--- Start DATA SHOWN ---
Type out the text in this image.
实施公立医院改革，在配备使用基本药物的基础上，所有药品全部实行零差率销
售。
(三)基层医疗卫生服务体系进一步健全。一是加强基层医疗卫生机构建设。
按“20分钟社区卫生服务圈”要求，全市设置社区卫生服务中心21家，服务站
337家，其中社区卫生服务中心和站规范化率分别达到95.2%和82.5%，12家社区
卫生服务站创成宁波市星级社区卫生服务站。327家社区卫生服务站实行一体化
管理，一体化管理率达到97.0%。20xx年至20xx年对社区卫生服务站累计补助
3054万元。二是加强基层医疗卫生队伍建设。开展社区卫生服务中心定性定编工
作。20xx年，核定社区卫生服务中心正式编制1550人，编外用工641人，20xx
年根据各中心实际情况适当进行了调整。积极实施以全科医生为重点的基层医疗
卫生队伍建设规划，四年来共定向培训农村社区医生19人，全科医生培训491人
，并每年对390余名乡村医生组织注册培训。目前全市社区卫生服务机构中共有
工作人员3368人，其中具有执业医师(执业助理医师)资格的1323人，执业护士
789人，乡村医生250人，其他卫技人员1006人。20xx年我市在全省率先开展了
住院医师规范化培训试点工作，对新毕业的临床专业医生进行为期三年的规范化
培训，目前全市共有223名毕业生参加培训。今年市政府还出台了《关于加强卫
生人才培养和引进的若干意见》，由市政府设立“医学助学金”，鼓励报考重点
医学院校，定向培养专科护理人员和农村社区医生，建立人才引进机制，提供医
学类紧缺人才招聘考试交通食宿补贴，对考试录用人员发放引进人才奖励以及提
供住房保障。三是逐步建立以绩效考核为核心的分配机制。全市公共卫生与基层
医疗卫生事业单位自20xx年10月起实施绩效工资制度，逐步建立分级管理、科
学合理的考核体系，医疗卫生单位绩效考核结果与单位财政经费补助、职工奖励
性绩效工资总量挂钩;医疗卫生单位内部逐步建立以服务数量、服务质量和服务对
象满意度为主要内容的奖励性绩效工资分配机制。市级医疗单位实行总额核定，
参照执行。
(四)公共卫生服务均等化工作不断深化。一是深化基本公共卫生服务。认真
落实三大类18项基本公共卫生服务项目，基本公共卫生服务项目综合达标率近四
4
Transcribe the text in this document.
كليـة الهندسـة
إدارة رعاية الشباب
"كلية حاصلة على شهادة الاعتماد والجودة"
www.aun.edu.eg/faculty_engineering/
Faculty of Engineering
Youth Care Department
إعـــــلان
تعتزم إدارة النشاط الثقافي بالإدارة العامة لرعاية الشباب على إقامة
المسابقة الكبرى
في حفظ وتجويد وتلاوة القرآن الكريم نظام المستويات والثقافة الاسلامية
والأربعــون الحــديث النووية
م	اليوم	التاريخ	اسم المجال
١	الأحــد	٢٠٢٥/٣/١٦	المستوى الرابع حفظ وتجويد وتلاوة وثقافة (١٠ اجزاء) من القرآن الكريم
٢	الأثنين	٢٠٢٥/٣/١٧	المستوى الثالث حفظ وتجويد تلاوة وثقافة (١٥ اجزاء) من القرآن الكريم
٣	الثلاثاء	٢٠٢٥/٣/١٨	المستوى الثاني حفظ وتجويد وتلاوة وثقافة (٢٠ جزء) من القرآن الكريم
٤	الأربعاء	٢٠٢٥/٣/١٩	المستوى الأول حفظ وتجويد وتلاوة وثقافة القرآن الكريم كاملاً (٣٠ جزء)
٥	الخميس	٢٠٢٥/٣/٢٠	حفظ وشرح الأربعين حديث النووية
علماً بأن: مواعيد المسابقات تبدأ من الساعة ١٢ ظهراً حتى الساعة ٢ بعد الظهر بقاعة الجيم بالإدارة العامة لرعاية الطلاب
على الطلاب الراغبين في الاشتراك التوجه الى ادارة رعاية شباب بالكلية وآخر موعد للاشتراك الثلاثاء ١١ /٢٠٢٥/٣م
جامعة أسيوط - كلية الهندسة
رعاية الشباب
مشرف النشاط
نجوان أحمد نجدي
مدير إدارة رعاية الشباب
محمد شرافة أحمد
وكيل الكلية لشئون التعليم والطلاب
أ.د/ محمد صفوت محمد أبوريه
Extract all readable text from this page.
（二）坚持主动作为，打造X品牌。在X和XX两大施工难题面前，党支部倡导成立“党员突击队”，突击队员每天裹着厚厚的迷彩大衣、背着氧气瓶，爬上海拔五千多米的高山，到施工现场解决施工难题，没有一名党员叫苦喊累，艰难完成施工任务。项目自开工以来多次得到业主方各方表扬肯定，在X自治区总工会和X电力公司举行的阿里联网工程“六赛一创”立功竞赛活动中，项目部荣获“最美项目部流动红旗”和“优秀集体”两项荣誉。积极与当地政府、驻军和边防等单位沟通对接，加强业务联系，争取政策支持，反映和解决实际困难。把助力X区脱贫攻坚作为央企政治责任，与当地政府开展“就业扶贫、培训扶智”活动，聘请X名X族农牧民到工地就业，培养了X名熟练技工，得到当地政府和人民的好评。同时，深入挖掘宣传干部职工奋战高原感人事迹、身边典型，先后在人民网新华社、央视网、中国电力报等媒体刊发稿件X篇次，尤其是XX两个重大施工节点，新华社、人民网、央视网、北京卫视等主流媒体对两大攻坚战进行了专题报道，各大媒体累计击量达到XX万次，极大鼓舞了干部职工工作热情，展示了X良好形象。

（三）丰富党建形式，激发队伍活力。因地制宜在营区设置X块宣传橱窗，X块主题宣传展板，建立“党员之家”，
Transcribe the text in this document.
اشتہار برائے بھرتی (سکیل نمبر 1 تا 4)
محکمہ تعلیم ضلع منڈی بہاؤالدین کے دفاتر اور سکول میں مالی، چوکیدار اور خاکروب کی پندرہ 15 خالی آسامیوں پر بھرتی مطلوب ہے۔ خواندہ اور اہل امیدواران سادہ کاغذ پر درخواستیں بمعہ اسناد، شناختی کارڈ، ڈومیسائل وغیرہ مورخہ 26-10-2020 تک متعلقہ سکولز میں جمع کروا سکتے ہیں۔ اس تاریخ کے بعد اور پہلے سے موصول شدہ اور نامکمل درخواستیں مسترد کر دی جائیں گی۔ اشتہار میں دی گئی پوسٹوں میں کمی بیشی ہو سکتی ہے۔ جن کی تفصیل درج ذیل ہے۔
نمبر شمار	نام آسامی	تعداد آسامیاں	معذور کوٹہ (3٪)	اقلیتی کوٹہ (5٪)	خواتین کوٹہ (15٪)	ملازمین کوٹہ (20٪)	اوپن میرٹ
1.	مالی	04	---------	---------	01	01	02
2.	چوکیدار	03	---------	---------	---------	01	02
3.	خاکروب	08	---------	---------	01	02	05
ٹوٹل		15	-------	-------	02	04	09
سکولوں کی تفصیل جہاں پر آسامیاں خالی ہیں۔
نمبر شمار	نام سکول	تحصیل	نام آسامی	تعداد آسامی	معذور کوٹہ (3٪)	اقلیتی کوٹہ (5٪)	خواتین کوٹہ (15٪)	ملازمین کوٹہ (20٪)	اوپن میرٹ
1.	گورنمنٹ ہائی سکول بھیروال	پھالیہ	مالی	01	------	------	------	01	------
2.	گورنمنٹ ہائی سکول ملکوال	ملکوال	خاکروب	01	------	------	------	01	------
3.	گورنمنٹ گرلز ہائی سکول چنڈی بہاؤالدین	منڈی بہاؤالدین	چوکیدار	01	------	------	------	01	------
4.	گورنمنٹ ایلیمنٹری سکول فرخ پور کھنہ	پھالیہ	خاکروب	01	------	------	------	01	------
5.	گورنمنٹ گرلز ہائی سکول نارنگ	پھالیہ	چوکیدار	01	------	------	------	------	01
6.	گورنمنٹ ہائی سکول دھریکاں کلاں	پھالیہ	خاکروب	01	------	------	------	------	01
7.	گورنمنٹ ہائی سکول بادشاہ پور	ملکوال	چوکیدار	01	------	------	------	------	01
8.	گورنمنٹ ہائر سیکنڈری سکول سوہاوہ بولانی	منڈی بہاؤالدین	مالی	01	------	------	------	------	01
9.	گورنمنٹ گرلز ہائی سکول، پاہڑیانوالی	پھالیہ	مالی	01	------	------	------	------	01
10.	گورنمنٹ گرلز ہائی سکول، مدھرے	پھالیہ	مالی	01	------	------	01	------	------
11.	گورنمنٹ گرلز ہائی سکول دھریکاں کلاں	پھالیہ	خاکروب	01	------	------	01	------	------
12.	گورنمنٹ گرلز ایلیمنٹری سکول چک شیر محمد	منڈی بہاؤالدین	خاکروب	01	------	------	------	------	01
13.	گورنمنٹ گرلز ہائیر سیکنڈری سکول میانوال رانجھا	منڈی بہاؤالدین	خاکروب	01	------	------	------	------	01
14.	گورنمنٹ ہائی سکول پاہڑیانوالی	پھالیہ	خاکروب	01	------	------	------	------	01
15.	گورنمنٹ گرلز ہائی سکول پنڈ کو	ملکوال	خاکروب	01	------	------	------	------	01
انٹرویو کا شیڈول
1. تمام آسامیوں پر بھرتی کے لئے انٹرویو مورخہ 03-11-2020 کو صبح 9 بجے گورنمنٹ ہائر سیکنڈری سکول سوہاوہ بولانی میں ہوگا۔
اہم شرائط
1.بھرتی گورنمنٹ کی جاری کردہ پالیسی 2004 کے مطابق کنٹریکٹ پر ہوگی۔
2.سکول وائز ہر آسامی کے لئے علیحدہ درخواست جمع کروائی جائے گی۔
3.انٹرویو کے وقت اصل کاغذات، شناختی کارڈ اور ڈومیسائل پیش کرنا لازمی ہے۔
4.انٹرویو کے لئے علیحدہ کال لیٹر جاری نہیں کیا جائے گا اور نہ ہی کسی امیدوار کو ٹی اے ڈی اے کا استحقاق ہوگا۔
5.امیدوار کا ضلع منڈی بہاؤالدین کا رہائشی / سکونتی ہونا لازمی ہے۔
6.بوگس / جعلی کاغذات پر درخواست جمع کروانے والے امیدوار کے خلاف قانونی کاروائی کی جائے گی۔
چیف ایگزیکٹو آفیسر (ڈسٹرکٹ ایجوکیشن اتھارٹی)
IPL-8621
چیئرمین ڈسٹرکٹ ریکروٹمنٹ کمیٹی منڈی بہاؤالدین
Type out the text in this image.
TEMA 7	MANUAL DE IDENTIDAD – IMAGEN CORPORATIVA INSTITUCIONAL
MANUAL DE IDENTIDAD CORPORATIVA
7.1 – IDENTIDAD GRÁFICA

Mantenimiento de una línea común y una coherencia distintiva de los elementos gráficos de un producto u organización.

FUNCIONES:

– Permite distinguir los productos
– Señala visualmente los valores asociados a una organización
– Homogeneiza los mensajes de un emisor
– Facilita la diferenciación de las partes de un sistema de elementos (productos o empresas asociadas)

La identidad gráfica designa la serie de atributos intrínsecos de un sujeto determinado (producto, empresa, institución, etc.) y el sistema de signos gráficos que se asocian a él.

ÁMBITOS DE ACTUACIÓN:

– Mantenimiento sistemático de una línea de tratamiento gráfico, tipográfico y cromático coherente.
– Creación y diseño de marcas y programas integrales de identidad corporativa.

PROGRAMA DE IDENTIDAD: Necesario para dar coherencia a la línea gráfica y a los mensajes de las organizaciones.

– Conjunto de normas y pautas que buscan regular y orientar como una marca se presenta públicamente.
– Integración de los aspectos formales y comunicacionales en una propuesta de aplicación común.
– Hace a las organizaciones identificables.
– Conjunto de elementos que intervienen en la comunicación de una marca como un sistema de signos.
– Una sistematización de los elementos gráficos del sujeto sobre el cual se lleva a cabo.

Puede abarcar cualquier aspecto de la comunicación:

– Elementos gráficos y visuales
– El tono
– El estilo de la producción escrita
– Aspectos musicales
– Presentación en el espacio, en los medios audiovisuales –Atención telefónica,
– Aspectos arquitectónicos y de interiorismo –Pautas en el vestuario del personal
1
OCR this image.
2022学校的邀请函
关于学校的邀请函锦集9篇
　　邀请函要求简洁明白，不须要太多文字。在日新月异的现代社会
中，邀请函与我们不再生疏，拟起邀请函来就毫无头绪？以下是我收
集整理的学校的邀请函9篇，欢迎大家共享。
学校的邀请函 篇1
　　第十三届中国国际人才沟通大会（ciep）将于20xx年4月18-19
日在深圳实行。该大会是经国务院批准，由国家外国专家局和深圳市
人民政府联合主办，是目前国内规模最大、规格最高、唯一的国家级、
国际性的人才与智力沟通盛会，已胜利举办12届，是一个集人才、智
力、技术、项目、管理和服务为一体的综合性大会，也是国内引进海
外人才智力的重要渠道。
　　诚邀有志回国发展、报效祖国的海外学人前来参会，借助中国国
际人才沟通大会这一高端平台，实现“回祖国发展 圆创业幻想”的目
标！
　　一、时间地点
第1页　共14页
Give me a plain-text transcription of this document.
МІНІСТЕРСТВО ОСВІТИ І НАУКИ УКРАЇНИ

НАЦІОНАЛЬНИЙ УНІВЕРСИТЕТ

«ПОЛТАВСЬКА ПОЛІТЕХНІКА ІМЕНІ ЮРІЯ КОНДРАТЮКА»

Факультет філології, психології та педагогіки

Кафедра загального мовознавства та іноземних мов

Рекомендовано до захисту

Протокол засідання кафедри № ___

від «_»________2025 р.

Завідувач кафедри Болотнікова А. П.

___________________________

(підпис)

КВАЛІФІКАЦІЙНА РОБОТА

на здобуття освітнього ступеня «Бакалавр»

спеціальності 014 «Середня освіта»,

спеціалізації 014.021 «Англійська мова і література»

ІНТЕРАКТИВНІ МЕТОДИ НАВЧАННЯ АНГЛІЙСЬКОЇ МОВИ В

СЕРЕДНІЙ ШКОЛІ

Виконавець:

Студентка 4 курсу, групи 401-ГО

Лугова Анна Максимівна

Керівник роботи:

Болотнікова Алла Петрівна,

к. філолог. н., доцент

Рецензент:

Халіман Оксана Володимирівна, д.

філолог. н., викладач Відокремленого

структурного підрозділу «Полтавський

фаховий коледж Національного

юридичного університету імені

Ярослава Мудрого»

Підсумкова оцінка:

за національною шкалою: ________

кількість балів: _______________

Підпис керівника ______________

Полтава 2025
--- End DATA SHOWN ---
» **WRITTEN REQUEST**: Which lines hold the word "تفصیل"? Copy every one of them.

» **RESPONSE TO THIS TASK**:
محکمہ تعلیم ضلع منڈی بہاؤالدین کے دفاتر اور سکول میں مالی، چوکیدار اور خاکروب کی پندرہ 15 خالی آسامیوں پر بھرتی مطلوب ہے۔ خواندہ اور اہل امیدواران سادہ کاغذ پر درخواستیں بمعہ اسناد، شناختی کارڈ، ڈومیسائل وغیرہ مورخہ 26-10-2020 تک متعلقہ سکولز میں جمع کروا سکتے ہیں۔ اس تاریخ کے بعد اور پہلے سے موصول شدہ اور نامکمل درخواستیں مسترد کر دی جائیں گی۔ اشتہار میں دی گئی پوسٹوں میں کمی بیشی ہو سکتی ہے۔ جن کی تفصیل درج ذیل ہے۔
سکولوں کی تفصیل جہاں پر آسامیاں خالی ہیں۔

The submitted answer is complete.